Gather the lines that hold the string "Mixing".

§ MATERIAL SHOWN:
──────────

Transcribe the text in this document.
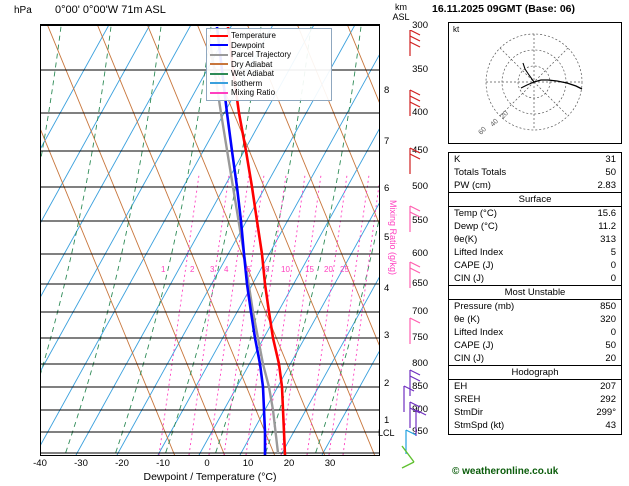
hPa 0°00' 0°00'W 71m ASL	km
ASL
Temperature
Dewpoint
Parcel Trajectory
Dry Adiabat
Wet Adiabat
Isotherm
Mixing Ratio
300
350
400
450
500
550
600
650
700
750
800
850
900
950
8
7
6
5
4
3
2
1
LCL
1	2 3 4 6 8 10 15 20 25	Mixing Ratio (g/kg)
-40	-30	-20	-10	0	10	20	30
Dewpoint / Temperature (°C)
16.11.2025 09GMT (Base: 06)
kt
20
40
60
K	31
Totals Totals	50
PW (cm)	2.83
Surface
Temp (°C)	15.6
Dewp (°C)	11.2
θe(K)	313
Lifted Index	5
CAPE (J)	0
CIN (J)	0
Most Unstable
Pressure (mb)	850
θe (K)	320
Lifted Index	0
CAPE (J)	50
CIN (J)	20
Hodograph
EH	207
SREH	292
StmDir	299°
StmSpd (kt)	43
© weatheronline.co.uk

──────────

§ THE REPLY:
Mixing Ratio
1	2 3 4 6 8 10 15 20 25	Mixing Ratio (g/kg)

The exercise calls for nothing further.